■ **Given exercise**
Repeat every line of the material, character for character.
□ □ □ □ □
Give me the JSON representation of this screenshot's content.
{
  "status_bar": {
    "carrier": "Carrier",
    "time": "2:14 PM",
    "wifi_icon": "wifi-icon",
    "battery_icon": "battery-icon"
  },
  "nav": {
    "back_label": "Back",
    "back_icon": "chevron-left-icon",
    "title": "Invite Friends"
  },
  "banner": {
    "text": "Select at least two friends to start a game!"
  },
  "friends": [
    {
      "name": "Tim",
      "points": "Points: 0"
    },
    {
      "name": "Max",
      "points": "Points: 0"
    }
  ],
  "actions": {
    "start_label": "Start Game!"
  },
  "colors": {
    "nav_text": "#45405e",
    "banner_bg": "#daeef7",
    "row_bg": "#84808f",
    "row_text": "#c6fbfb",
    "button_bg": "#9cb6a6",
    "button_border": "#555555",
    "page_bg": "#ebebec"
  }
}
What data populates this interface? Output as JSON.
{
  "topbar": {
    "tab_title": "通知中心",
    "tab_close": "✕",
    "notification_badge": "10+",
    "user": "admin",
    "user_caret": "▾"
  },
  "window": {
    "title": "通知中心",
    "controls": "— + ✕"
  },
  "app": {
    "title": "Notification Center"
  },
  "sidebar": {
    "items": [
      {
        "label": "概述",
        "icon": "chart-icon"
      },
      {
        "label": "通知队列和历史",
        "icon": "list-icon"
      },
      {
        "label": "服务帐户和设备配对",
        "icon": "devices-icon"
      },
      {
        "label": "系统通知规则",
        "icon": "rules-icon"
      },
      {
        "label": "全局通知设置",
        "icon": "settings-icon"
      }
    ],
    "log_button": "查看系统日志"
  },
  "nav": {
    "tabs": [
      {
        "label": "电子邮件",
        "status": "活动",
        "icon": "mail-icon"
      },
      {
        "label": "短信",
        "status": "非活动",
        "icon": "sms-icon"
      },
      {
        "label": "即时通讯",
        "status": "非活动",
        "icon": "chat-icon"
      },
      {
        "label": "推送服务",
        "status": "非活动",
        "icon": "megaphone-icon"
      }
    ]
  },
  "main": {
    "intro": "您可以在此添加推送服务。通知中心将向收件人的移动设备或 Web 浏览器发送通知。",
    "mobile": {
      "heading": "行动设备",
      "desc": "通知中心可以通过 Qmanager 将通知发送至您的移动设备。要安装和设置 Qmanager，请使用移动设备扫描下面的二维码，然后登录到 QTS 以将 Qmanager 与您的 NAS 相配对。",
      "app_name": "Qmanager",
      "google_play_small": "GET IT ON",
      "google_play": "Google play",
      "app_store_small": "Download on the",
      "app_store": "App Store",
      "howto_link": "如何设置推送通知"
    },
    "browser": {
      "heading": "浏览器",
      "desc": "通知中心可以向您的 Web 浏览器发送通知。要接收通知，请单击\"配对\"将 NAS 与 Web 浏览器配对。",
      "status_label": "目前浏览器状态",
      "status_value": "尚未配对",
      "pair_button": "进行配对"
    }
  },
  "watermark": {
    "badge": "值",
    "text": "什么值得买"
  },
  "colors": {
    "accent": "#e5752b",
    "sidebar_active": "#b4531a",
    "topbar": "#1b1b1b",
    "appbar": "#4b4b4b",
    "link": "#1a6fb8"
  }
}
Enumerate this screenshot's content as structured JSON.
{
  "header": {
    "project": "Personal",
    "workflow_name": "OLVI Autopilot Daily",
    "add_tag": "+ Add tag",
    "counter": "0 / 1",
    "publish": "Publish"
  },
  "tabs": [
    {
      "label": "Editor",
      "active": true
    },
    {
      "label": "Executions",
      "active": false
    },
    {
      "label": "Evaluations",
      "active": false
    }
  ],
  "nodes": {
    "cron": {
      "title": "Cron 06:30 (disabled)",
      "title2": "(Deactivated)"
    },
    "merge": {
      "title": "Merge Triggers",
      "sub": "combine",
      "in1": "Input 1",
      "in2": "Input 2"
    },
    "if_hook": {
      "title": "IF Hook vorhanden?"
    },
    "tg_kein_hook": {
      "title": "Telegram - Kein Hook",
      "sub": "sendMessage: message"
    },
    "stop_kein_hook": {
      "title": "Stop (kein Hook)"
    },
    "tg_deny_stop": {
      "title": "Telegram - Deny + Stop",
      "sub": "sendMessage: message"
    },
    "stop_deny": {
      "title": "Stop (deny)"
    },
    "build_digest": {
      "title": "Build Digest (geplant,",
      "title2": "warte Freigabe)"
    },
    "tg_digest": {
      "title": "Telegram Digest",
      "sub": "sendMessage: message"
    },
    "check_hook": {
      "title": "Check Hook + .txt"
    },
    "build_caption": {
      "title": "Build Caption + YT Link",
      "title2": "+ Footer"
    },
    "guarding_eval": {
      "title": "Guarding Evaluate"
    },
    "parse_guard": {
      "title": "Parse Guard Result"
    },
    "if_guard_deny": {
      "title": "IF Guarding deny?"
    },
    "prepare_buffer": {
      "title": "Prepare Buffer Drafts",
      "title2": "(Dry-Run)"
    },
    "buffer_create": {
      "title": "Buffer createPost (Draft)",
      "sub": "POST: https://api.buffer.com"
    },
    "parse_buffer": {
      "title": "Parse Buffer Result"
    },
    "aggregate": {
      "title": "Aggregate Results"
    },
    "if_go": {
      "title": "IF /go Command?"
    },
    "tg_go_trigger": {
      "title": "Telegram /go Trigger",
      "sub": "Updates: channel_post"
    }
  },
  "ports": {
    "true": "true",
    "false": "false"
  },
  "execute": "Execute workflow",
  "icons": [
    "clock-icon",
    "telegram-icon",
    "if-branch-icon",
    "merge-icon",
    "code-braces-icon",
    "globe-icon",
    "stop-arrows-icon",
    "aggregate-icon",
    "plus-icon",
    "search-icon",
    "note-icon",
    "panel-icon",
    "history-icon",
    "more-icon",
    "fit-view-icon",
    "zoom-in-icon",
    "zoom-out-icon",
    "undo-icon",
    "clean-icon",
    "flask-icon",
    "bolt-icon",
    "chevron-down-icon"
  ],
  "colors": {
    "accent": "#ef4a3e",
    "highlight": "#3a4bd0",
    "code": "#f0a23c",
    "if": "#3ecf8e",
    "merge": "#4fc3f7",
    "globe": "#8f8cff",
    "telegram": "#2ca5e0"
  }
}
□ □ □ □ □
■ **Correct result**
Give me the JSON representation of this screenshot's content.
{
  "status_bar": {
    "carrier": "Carrier",
    "time": "2:14 PM",
    "wifi_icon": "wifi-icon",
    "battery_icon": "battery-icon"
  },
  "nav": {
    "back_label": "Back",
    "back_icon": "chevron-left-icon",
    "title": "Invite Friends"
  },
  "banner": {
    "text": "Select at least two friends to start a game!"
  },
  "friends": [
    {
      "name": "Tim",
      "points": "Points: 0"
    },
    {
      "name": "Max",
      "points": "Points: 0"
    }
  ],
  "actions": {
    "start_label": "Start Game!"
  },
  "colors": {
    "nav_text": "#45405e",
    "banner_bg": "#daeef7",
    "row_bg": "#84808f",
    "row_text": "#c6fbfb",
    "button_bg": "#9cb6a6",
    "button_border": "#555555",
    "page_bg": "#ebebec"
  }
}
What data populates this interface? Output as JSON.
{
  "topbar": {
    "tab_title": "通知中心",
    "tab_close": "✕",
    "notification_badge": "10+",
    "user": "admin",
    "user_caret": "▾"
  },
  "window": {
    "title": "通知中心",
    "controls": "— + ✕"
  },
  "app": {
    "title": "Notification Center"
  },
  "sidebar": {
    "items": [
      {
        "label": "概述",
        "icon": "chart-icon"
      },
      {
        "label": "通知队列和历史",
        "icon": "list-icon"
      },
      {
        "label": "服务帐户和设备配对",
        "icon": "devices-icon"
      },
      {
        "label": "系统通知规则",
        "icon": "rules-icon"
      },
      {
        "label": "全局通知设置",
        "icon": "settings-icon"
      }
    ],
    "log_button": "查看系统日志"
  },
  "nav": {
    "tabs": [
      {
        "label": "电子邮件",
        "status": "活动",
        "icon": "mail-icon"
      },
      {
        "label": "短信",
        "status": "非活动",
        "icon": "sms-icon"
      },
      {
        "label": "即时通讯",
        "status": "非活动",
        "icon": "chat-icon"
      },
      {
        "label": "推送服务",
        "status": "非活动",
        "icon": "megaphone-icon"
      }
    ]
  },
  "main": {
    "intro": "您可以在此添加推送服务。通知中心将向收件人的移动设备或 Web 浏览器发送通知。",
    "mobile": {
      "heading": "行动设备",
      "desc": "通知中心可以通过 Qmanager 将通知发送至您的移动设备。要安装和设置 Qmanager，请使用移动设备扫描下面的二维码，然后登录到 QTS 以将 Qmanager 与您的 NAS 相配对。",
      "app_name": "Qmanager",
      "google_play_small": "GET IT ON",
      "google_play": "Google play",
      "app_store_small": "Download on the",
      "app_store": "App Store",
      "howto_link": "如何设置推送通知"
    },
    "browser": {
      "heading": "浏览器",
      "desc": "通知中心可以向您的 Web 浏览器发送通知。要接收通知，请单击\"配对\"将 NAS 与 Web 浏览器配对。",
      "status_label": "目前浏览器状态",
      "status_value": "尚未配对",
      "pair_button": "进行配对"
    }
  },
  "watermark": {
    "badge": "值",
    "text": "什么值得买"
  },
  "colors": {
    "accent": "#e5752b",
    "sidebar_active": "#b4531a",
    "topbar": "#1b1b1b",
    "appbar": "#4b4b4b",
    "link": "#1a6fb8"
  }
}
Enumerate this screenshot's content as structured JSON.
{
  "header": {
    "project": "Personal",
    "workflow_name": "OLVI Autopilot Daily",
    "add_tag": "+ Add tag",
    "counter": "0 / 1",
    "publish": "Publish"
  },
  "tabs": [
    {
      "label": "Editor",
      "active": true
    },
    {
      "label": "Executions",
      "active": false
    },
    {
      "label": "Evaluations",
      "active": false
    }
  ],
  "nodes": {
    "cron": {
      "title": "Cron 06:30 (disabled)",
      "title2": "(Deactivated)"
    },
    "merge": {
      "title": "Merge Triggers",
      "sub": "combine",
      "in1": "Input 1",
      "in2": "Input 2"
    },
    "if_hook": {
      "title": "IF Hook vorhanden?"
    },
    "tg_kein_hook": {
      "title": "Telegram - Kein Hook",
      "sub": "sendMessage: message"
    },
    "stop_kein_hook": {
      "title": "Stop (kein Hook)"
    },
    "tg_deny_stop": {
      "title": "Telegram - Deny + Stop",
      "sub": "sendMessage: message"
    },
    "stop_deny": {
      "title": "Stop (deny)"
    },
    "build_digest": {
      "title": "Build Digest (geplant,",
      "title2": "warte Freigabe)"
    },
    "tg_digest": {
      "title": "Telegram Digest",
      "sub": "sendMessage: message"
    },
    "check_hook": {
      "title": "Check Hook + .txt"
    },
    "build_caption": {
      "title": "Build Caption + YT Link",
      "title2": "+ Footer"
    },
    "guarding_eval": {
      "title": "Guarding Evaluate"
    },
    "parse_guard": {
      "title": "Parse Guard Result"
    },
    "if_guard_deny": {
      "title": "IF Guarding deny?"
    },
    "prepare_buffer": {
      "title": "Prepare Buffer Drafts",
      "title2": "(Dry-Run)"
    },
    "buffer_create": {
      "title": "Buffer createPost (Draft)",
      "sub": "POST: https://api.buffer.com"
    },
    "parse_buffer": {
      "title": "Parse Buffer Result"
    },
    "aggregate": {
      "title": "Aggregate Results"
    },
    "if_go": {
      "title": "IF /go Command?"
    },
    "tg_go_trigger": {
      "title": "Telegram /go Trigger",
      "sub": "Updates: channel_post"
    }
  },
  "ports": {
    "true": "true",
    "false": "false"
  },
  "execute": "Execute workflow",
  "icons": [
    "clock-icon",
    "telegram-icon",
    "if-branch-icon",
    "merge-icon",
    "code-braces-icon",
    "globe-icon",
    "stop-arrows-icon",
    "aggregate-icon",
    "plus-icon",
    "search-icon",
    "note-icon",
    "panel-icon",
    "history-icon",
    "more-icon",
    "fit-view-icon",
    "zoom-in-icon",
    "zoom-out-icon",
    "undo-icon",
    "clean-icon",
    "flask-icon",
    "bolt-icon",
    "chevron-down-icon"
  ],
  "colors": {
    "accent": "#ef4a3e",
    "highlight": "#3a4bd0",
    "code": "#f0a23c",
    "if": "#3ecf8e",
    "merge": "#4fc3f7",
    "globe": "#8f8cff",
    "telegram": "#2ca5e0"
  }
}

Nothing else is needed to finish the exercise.